:: SHORT PROBLEM ::
Only the lines holding the string "disarmament" are needed. Copy each one.

:: RECORDS FOR THE EXERCISE ::
####################

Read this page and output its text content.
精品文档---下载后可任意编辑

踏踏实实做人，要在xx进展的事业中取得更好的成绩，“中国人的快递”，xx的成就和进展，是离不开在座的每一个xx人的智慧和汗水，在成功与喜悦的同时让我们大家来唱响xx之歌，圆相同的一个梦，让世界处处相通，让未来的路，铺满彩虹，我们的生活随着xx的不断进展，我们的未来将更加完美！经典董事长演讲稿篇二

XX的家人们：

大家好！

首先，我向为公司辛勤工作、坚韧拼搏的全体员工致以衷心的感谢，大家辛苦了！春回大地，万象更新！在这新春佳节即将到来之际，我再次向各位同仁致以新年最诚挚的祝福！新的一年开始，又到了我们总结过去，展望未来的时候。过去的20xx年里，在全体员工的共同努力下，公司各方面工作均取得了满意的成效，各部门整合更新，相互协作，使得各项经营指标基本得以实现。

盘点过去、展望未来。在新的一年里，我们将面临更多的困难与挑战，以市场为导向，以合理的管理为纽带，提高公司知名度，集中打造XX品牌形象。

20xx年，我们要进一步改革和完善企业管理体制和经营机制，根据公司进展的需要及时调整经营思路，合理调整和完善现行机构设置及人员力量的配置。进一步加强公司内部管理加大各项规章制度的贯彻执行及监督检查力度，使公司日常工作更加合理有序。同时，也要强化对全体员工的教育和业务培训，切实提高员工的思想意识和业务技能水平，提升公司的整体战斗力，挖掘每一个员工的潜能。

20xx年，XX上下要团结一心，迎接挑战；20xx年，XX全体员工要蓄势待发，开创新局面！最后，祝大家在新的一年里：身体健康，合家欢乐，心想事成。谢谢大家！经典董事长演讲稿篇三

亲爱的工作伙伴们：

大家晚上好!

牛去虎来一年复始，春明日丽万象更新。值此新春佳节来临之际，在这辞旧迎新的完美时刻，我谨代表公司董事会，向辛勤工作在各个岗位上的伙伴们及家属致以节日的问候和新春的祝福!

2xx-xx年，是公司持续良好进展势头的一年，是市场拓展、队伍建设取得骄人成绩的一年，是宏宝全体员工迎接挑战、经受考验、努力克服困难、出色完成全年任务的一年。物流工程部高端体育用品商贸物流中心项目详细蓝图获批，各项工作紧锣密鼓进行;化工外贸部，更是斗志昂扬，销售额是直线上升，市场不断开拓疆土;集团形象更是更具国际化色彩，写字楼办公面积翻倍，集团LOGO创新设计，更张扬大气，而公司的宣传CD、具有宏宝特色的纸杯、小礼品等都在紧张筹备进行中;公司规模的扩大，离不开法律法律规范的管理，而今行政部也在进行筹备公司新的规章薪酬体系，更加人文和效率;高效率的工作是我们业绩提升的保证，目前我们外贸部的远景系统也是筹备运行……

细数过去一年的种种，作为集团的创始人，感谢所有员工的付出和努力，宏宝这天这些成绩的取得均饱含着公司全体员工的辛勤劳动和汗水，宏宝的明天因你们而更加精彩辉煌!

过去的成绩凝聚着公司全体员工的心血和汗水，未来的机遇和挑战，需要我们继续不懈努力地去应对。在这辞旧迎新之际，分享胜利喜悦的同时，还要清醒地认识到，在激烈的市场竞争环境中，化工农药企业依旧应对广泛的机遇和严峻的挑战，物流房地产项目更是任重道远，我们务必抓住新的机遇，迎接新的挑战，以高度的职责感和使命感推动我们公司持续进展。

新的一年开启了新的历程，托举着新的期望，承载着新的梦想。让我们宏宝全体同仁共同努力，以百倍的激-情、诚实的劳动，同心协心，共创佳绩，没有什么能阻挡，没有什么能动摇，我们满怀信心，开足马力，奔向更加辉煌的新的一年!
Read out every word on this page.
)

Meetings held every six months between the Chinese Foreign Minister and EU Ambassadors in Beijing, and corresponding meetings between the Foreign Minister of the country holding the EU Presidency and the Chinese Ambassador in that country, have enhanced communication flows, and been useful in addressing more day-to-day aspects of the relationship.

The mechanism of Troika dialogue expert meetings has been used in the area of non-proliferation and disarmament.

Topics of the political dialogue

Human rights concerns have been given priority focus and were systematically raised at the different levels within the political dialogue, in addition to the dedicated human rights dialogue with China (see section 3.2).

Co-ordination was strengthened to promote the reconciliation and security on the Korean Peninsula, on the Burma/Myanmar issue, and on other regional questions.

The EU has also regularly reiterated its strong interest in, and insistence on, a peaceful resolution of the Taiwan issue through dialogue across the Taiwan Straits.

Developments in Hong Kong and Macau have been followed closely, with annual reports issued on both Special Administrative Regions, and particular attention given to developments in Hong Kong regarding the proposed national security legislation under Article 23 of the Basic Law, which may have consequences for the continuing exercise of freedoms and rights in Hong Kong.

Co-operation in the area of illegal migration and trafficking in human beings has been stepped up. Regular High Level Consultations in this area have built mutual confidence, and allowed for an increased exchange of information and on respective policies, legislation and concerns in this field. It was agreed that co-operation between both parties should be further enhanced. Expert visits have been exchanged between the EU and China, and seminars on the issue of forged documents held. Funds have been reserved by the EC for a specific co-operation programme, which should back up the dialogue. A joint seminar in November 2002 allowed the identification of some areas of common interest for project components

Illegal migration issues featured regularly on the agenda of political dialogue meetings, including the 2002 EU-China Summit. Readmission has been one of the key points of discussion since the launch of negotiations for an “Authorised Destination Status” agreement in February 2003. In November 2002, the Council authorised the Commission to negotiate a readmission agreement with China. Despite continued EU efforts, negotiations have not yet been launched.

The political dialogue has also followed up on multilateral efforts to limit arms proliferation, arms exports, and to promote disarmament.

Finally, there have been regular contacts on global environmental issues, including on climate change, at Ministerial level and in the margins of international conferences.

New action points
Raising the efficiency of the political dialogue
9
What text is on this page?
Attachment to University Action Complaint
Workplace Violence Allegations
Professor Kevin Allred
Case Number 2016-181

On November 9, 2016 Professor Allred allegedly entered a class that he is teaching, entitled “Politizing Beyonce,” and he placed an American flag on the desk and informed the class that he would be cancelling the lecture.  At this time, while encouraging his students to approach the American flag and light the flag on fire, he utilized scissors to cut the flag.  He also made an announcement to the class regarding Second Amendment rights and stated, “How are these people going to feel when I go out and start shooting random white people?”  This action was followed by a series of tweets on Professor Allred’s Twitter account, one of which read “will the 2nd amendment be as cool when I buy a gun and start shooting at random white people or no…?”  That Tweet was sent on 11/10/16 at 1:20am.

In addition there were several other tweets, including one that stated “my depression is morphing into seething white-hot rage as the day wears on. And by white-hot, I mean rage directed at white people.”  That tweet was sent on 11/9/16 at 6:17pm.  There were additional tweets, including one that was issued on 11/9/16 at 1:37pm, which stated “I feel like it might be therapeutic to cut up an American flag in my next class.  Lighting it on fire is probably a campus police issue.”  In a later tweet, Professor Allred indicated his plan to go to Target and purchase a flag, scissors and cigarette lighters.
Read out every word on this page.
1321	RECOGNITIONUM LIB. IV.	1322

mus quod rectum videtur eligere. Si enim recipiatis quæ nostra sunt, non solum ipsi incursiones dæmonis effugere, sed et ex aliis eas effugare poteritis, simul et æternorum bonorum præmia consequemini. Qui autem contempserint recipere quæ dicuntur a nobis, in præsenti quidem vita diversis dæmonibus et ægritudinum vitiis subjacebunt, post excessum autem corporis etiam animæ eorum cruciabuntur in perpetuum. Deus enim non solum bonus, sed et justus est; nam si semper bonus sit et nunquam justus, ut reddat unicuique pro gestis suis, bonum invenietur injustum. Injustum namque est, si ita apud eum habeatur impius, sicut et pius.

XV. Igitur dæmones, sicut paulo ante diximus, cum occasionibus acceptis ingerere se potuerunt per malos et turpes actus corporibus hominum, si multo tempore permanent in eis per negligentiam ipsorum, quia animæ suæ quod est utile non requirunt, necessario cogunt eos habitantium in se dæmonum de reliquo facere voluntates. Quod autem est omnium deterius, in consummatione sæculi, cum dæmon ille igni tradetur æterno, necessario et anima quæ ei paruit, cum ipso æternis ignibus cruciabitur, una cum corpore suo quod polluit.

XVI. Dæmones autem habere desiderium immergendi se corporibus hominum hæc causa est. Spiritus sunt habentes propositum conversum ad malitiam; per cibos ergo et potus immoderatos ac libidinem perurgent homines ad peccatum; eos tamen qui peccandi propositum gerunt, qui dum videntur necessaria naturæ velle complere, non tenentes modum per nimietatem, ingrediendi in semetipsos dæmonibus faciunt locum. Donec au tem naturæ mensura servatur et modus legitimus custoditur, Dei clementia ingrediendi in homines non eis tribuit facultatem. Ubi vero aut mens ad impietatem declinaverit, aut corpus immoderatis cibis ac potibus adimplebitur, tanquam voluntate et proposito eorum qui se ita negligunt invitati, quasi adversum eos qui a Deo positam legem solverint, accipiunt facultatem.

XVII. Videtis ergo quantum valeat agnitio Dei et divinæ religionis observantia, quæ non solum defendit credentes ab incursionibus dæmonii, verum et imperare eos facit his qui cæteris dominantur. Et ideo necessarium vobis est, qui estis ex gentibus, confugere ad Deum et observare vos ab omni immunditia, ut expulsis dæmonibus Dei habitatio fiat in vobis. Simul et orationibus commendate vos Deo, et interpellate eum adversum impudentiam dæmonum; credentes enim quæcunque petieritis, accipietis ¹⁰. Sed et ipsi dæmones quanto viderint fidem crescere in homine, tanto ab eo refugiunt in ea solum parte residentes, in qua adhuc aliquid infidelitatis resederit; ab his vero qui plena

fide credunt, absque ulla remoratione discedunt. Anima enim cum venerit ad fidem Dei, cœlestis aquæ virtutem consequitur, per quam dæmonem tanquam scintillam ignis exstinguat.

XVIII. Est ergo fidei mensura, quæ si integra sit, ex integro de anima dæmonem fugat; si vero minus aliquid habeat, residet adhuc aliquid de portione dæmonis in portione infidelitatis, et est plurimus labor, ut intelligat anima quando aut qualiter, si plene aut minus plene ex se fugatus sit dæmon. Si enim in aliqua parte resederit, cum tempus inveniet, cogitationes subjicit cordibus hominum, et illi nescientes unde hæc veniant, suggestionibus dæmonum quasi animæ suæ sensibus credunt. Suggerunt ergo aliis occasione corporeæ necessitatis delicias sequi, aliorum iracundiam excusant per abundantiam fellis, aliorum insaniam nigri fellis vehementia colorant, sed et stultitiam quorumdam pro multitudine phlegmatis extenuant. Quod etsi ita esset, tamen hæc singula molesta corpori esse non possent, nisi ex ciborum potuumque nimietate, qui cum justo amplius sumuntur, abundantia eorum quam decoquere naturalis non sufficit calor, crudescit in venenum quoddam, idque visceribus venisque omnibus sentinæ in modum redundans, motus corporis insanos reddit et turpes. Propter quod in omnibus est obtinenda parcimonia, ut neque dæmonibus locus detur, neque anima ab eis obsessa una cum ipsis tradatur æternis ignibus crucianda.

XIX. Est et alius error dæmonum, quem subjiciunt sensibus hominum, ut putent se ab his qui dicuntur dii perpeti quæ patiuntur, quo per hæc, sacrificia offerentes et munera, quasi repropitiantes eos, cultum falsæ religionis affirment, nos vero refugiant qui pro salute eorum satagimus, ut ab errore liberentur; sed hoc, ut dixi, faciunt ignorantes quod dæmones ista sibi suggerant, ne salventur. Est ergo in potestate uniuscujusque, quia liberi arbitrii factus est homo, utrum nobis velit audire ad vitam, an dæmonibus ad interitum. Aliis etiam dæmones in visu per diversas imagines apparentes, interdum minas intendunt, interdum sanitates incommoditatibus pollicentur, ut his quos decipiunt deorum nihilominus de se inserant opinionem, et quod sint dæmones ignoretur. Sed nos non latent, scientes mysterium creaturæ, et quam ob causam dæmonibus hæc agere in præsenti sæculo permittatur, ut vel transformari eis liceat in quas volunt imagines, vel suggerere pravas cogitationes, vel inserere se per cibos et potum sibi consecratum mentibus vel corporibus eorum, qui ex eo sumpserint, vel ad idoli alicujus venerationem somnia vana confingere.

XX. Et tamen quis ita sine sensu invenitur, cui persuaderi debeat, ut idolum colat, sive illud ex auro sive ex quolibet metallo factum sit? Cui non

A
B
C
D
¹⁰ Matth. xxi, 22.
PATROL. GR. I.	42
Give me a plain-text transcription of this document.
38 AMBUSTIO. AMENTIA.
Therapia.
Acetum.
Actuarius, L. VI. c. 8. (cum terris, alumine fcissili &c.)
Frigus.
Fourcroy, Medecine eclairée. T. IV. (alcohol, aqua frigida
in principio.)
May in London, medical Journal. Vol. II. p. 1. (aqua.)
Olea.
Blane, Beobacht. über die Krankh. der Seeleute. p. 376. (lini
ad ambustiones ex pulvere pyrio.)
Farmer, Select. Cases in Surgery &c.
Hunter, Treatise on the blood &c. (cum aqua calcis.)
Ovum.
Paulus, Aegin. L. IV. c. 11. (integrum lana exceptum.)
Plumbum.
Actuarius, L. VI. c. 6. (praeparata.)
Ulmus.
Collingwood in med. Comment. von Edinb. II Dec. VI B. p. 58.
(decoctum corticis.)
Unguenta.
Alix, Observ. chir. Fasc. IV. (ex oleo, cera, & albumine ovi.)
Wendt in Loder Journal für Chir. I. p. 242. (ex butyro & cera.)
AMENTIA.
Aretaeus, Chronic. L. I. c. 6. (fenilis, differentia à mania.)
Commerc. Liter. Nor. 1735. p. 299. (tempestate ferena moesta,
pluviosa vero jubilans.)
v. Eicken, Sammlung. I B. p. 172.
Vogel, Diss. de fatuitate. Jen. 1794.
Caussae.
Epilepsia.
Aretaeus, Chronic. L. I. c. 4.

####################

:: OUTPUT ::
The mechanism of Troika dialogue expert meetings has been used in the area of non-proliferation and disarmament.
The political dialogue has also followed up on multilateral efforts to limit arms proliferation, arms exports, and to promote disarmament.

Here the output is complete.